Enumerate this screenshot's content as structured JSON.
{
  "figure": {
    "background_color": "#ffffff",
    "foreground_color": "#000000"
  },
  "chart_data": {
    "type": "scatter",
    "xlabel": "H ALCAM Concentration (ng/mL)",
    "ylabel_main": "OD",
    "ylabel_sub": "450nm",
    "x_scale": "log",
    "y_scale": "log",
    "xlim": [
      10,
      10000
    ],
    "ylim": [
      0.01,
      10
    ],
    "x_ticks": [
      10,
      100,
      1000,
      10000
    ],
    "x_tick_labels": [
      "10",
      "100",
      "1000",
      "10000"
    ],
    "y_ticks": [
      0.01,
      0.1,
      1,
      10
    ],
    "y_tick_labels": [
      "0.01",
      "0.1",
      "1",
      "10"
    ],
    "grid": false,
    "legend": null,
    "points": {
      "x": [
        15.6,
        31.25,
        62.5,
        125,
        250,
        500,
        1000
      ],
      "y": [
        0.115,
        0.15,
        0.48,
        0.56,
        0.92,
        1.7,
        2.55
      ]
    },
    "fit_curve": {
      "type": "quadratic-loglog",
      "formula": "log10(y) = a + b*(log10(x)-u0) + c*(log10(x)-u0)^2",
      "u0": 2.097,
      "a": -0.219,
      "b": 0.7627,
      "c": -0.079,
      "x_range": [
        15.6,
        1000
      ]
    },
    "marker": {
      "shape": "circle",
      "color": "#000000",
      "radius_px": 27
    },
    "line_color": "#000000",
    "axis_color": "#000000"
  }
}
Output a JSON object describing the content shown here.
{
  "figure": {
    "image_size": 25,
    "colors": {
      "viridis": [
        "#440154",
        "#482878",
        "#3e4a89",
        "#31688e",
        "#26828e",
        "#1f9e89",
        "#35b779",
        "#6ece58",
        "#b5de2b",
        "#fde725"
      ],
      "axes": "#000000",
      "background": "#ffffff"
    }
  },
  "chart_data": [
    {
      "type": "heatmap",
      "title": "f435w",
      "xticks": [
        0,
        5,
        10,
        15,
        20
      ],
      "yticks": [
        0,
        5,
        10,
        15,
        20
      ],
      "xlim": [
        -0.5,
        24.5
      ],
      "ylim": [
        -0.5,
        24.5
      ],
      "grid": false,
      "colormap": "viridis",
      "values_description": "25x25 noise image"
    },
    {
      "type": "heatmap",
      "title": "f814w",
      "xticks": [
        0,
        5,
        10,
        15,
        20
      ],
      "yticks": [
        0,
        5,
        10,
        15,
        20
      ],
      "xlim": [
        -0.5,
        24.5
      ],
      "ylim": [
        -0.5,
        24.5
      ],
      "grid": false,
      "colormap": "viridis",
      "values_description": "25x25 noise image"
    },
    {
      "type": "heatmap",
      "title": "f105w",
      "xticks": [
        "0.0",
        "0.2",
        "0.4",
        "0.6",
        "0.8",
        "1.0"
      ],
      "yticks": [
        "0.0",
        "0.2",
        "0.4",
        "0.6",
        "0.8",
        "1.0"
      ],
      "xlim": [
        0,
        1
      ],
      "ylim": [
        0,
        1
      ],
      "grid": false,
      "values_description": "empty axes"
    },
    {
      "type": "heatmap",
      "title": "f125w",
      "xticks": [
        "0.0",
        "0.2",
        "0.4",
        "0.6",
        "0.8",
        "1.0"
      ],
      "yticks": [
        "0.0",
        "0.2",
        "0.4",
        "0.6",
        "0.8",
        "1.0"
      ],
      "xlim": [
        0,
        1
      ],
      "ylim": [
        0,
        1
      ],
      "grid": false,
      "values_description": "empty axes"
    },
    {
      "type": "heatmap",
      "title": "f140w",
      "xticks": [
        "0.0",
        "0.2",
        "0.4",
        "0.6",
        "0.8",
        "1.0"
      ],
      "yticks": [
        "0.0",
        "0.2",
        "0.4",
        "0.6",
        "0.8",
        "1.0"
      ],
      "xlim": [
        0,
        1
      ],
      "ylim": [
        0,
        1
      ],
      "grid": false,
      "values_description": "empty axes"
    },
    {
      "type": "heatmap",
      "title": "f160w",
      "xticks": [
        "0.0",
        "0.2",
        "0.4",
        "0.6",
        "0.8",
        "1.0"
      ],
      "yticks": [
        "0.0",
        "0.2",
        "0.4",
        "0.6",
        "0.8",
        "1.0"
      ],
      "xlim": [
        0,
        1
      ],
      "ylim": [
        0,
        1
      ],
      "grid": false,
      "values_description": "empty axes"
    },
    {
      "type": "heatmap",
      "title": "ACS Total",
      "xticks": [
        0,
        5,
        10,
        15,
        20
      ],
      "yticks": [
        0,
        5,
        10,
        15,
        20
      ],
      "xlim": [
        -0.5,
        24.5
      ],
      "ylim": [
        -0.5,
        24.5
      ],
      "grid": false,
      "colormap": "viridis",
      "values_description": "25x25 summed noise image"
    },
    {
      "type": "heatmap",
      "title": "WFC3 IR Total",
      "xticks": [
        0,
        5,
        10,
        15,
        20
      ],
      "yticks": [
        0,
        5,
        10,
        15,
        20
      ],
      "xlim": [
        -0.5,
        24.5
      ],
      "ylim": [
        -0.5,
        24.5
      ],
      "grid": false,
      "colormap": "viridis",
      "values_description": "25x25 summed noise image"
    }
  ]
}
━━━━━━
Copy the material above verbatim.

Enumerate this screenshot's content as structured JSON.
{
  "figure": {
    "background_color": "#ffffff",
    "foreground_color": "#000000"
  },
  "chart_data": {
    "type": "scatter",
    "xlabel": "H ALCAM Concentration (ng/mL)",
    "ylabel_main": "OD",
    "ylabel_sub": "450nm",
    "x_scale": "log",
    "y_scale": "log",
    "xlim": [
      10,
      10000
    ],
    "ylim": [
      0.01,
      10
    ],
    "x_ticks": [
      10,
      100,
      1000,
      10000
    ],
    "x_tick_labels": [
      "10",
      "100",
      "1000",
      "10000"
    ],
    "y_ticks": [
      0.01,
      0.1,
      1,
      10
    ],
    "y_tick_labels": [
      "0.01",
      "0.1",
      "1",
      "10"
    ],
    "grid": false,
    "legend": null,
    "points": {
      "x": [
        15.6,
        31.25,
        62.5,
        125,
        250,
        500,
        1000
      ],
      "y": [
        0.115,
        0.15,
        0.48,
        0.56,
        0.92,
        1.7,
        2.55
      ]
    },
    "fit_curve": {
      "type": "quadratic-loglog",
      "formula": "log10(y) = a + b*(log10(x)-u0) + c*(log10(x)-u0)^2",
      "u0": 2.097,
      "a": -0.219,
      "b": 0.7627,
      "c": -0.079,
      "x_range": [
        15.6,
        1000
      ]
    },
    "marker": {
      "shape": "circle",
      "color": "#000000",
      "radius_px": 27
    },
    "line_color": "#000000",
    "axis_color": "#000000"
  }
}
Output a JSON object describing the content shown here.
{
  "figure": {
    "image_size": 25,
    "colors": {
      "viridis": [
        "#440154",
        "#482878",
        "#3e4a89",
        "#31688e",
        "#26828e",
        "#1f9e89",
        "#35b779",
        "#6ece58",
        "#b5de2b",
        "#fde725"
      ],
      "axes": "#000000",
      "background": "#ffffff"
    }
  },
  "chart_data": [
    {
      "type": "heatmap",
      "title": "f435w",
      "xticks": [
        0,
        5,
        10,
        15,
        20
      ],
      "yticks": [
        0,
        5,
        10,
        15,
        20
      ],
      "xlim": [
        -0.5,
        24.5
      ],
      "ylim": [
        -0.5,
        24.5
      ],
      "grid": false,
      "colormap": "viridis",
      "values_description": "25x25 noise image"
    },
    {
      "type": "heatmap",
      "title": "f814w",
      "xticks": [
        0,
        5,
        10,
        15,
        20
      ],
      "yticks": [
        0,
        5,
        10,
        15,
        20
      ],
      "xlim": [
        -0.5,
        24.5
      ],
      "ylim": [
        -0.5,
        24.5
      ],
      "grid": false,
      "colormap": "viridis",
      "values_description": "25x25 noise image"
    },
    {
      "type": "heatmap",
      "title": "f105w",
      "xticks": [
        "0.0",
        "0.2",
        "0.4",
        "0.6",
        "0.8",
        "1.0"
      ],
      "yticks": [
        "0.0",
        "0.2",
        "0.4",
        "0.6",
        "0.8",
        "1.0"
      ],
      "xlim": [
        0,
        1
      ],
      "ylim": [
        0,
        1
      ],
      "grid": false,
      "values_description": "empty axes"
    },
    {
      "type": "heatmap",
      "title": "f125w",
      "xticks": [
        "0.0",
        "0.2",
        "0.4",
        "0.6",
        "0.8",
        "1.0"
      ],
      "yticks": [
        "0.0",
        "0.2",
        "0.4",
        "0.6",
        "0.8",
        "1.0"
      ],
      "xlim": [
        0,
        1
      ],
      "ylim": [
        0,
        1
      ],
      "grid": false,
      "values_description": "empty axes"
    },
    {
      "type": "heatmap",
      "title": "f140w",
      "xticks": [
        "0.0",
        "0.2",
        "0.4",
        "0.6",
        "0.8",
        "1.0"
      ],
      "yticks": [
        "0.0",
        "0.2",
        "0.4",
        "0.6",
        "0.8",
        "1.0"
      ],
      "xlim": [
        0,
        1
      ],
      "ylim": [
        0,
        1
      ],
      "grid": false,
      "values_description": "empty axes"
    },
    {
      "type": "heatmap",
      "title": "f160w",
      "xticks": [
        "0.0",
        "0.2",
        "0.4",
        "0.6",
        "0.8",
        "1.0"
      ],
      "yticks": [
        "0.0",
        "0.2",
        "0.4",
        "0.6",
        "0.8",
        "1.0"
      ],
      "xlim": [
        0,
        1
      ],
      "ylim": [
        0,
        1
      ],
      "grid": false,
      "values_description": "empty axes"
    },
    {
      "type": "heatmap",
      "title": "ACS Total",
      "xticks": [
        0,
        5,
        10,
        15,
        20
      ],
      "yticks": [
        0,
        5,
        10,
        15,
        20
      ],
      "xlim": [
        -0.5,
        24.5
      ],
      "ylim": [
        -0.5,
        24.5
      ],
      "grid": false,
      "colormap": "viridis",
      "values_description": "25x25 summed noise image"
    },
    {
      "type": "heatmap",
      "title": "WFC3 IR Total",
      "xticks": [
        0,
        5,
        10,
        15,
        20
      ],
      "yticks": [
        0,
        5,
        10,
        15,
        20
      ],
      "xlim": [
        -0.5,
        24.5
      ],
      "ylim": [
        -0.5,
        24.5
      ],
      "grid": false,
      "colormap": "viridis",
      "values_description": "25x25 summed noise image"
    }
  ]
}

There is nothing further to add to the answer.